**Task requirements**
Copy out all the entries exactly.

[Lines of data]
## Start

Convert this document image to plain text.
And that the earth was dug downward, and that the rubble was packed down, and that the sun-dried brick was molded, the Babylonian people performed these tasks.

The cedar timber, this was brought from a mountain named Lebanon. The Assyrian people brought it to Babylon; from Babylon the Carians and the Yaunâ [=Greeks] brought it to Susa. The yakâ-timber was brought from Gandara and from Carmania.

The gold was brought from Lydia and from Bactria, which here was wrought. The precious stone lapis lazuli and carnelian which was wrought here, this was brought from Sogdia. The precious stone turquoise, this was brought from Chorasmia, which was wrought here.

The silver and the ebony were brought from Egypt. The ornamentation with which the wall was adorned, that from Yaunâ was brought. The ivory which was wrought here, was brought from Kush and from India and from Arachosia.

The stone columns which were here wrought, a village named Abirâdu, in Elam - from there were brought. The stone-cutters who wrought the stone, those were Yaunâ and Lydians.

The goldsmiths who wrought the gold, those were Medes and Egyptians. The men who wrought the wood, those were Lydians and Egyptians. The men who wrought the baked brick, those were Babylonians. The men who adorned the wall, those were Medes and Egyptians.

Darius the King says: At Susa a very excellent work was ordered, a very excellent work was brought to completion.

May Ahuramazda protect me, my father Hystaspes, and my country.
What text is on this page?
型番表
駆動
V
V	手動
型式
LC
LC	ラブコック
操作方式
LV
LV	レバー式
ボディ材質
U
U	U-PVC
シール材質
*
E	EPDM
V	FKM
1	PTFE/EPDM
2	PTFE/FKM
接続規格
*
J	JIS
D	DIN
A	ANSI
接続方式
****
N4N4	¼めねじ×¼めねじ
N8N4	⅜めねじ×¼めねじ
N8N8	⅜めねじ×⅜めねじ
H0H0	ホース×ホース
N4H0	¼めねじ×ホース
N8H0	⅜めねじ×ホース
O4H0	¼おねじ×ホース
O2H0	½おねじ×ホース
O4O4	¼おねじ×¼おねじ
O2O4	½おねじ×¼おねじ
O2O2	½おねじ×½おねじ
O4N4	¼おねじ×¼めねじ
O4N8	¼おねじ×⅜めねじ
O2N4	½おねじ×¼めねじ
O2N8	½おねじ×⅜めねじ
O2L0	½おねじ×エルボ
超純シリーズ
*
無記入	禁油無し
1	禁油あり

## End

**Finished task**
Convert this document image to plain text.
And that the earth was dug downward, and that the rubble was packed down, and that the sun-dried brick was molded, the Babylonian people performed these tasks.

The cedar timber, this was brought from a mountain named Lebanon. The Assyrian people brought it to Babylon; from Babylon the Carians and the Yaunâ [=Greeks] brought it to Susa. The yakâ-timber was brought from Gandara and from Carmania.

The gold was brought from Lydia and from Bactria, which here was wrought. The precious stone lapis lazuli and carnelian which was wrought here, this was brought from Sogdia. The precious stone turquoise, this was brought from Chorasmia, which was wrought here.

The silver and the ebony were brought from Egypt. The ornamentation with which the wall was adorned, that from Yaunâ was brought. The ivory which was wrought here, was brought from Kush and from India and from Arachosia.

The stone columns which were here wrought, a village named Abirâdu, in Elam - from there were brought. The stone-cutters who wrought the stone, those were Yaunâ and Lydians.

The goldsmiths who wrought the gold, those were Medes and Egyptians. The men who wrought the wood, those were Lydians and Egyptians. The men who wrought the baked brick, those were Babylonians. The men who adorned the wall, those were Medes and Egyptians.

Darius the King says: At Susa a very excellent work was ordered, a very excellent work was brought to completion.

May Ahuramazda protect me, my father Hystaspes, and my country.
What text is on this page?
型番表
駆動
V
V	手動
型式
LC
LC	ラブコック
操作方式
LV
LV	レバー式
ボディ材質
U
U	U-PVC
シール材質
*
E	EPDM
V	FKM
1	PTFE/EPDM
2	PTFE/FKM
接続規格
*
J	JIS
D	DIN
A	ANSI
接続方式
****
N4N4	¼めねじ×¼めねじ
N8N4	⅜めねじ×¼めねじ
N8N8	⅜めねじ×⅜めねじ
H0H0	ホース×ホース
N4H0	¼めねじ×ホース
N8H0	⅜めねじ×ホース
O4H0	¼おねじ×ホース
O2H0	½おねじ×ホース
O4O4	¼おねじ×¼おねじ
O2O4	½おねじ×¼おねじ
O2O2	½おねじ×½おねじ
O4N4	¼おねじ×¼めねじ
O4N8	¼おねじ×⅜めねじ
O2N4	½おねじ×¼めねじ
O2N8	½おねじ×⅜めねじ
O2L0	½おねじ×エルボ
超純シリーズ
*
無記入	禁油無し
1	禁油あり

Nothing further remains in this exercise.